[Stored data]
• • • • • • •

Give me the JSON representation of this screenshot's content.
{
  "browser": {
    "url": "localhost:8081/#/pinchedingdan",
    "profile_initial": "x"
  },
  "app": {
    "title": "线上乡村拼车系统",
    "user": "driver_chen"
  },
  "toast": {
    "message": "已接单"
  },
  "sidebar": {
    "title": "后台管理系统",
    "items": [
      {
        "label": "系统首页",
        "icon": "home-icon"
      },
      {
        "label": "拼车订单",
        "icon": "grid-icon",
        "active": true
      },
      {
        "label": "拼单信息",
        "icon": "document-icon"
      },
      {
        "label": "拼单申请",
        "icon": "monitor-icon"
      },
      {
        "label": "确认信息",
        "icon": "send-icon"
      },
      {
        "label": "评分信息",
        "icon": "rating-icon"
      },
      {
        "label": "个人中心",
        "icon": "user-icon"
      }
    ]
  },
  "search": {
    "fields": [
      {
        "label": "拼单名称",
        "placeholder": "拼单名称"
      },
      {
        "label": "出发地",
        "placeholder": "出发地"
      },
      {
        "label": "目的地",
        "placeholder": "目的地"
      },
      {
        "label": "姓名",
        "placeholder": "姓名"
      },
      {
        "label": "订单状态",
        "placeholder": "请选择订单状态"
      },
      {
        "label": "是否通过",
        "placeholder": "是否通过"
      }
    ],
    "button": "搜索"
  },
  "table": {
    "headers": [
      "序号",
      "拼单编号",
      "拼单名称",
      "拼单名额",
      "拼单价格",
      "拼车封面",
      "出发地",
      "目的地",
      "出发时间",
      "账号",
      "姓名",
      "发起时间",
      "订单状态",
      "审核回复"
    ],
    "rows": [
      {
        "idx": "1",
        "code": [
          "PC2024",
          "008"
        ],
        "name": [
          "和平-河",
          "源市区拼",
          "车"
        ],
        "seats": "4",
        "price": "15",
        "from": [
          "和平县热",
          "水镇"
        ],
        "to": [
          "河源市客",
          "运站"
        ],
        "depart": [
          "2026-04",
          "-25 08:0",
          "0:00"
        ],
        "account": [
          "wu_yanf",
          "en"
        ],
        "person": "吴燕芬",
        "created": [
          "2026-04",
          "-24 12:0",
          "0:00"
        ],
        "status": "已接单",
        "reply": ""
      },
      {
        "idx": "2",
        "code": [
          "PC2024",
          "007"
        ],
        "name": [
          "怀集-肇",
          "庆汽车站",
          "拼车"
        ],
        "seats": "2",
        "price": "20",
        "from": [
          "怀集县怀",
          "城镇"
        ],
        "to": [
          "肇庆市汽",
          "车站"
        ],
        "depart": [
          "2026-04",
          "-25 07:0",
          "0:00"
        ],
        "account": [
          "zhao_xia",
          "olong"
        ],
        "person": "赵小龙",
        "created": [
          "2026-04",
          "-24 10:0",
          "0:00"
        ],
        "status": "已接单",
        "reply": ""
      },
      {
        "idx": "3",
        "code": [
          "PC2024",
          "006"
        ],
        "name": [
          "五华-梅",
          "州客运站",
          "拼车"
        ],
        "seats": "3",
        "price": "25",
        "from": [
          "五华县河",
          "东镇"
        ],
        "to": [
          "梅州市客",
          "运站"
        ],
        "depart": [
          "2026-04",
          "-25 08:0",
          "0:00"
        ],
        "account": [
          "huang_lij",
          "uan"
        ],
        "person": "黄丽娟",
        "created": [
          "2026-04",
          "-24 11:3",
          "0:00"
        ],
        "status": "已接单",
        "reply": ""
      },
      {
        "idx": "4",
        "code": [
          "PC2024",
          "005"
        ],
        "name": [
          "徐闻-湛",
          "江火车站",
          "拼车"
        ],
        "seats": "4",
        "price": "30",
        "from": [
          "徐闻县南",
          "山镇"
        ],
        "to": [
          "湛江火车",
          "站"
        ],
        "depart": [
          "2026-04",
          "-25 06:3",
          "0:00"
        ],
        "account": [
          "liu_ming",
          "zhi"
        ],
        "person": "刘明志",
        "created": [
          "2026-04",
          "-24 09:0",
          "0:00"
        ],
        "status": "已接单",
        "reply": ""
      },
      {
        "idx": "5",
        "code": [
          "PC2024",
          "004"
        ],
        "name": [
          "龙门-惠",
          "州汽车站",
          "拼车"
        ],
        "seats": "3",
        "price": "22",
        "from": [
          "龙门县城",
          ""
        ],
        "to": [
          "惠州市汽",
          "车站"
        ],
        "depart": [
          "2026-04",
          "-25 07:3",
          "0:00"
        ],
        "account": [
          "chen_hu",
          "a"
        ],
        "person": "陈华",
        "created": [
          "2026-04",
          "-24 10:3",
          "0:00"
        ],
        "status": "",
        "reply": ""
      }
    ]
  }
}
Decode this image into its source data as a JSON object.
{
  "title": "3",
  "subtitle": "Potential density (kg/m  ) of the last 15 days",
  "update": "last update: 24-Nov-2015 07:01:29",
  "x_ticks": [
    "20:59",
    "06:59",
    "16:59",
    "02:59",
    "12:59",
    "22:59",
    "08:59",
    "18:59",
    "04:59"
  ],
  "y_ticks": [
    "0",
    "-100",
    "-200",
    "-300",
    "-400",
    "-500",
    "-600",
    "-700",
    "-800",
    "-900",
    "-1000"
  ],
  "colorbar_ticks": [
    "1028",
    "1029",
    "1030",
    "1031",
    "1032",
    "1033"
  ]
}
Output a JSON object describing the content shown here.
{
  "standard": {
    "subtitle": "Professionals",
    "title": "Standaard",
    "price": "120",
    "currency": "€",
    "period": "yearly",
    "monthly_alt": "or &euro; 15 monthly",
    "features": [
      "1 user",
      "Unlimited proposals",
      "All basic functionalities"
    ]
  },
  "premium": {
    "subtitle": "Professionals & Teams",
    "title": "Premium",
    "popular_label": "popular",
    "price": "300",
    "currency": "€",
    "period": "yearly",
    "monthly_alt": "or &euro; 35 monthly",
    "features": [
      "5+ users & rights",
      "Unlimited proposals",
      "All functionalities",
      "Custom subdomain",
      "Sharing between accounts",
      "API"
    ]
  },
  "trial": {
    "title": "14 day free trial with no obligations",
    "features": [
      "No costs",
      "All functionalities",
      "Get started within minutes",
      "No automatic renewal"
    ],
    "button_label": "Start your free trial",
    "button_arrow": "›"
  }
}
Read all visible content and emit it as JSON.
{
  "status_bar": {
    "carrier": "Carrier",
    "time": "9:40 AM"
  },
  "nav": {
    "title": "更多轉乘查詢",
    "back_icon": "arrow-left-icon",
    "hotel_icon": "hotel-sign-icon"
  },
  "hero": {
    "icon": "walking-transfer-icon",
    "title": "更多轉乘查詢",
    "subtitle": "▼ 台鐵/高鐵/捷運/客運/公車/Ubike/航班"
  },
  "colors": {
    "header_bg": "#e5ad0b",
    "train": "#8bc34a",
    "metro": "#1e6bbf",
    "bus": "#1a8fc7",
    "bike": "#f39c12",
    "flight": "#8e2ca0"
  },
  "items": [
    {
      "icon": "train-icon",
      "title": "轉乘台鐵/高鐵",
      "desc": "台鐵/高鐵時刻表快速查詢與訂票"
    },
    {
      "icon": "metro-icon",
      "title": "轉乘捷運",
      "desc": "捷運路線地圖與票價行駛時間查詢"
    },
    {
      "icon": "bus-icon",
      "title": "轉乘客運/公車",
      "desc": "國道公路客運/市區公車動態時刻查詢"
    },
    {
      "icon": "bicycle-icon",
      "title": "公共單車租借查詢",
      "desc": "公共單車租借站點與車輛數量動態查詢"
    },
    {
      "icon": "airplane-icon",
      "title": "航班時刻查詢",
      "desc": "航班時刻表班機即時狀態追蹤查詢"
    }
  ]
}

• • • • • • •

Identify each line holding the string "trial", and copy it out.

▶ Written reply
  "trial": {
    "title": "14 day free trial with no obligations",
    "button_label": "Start your free trial",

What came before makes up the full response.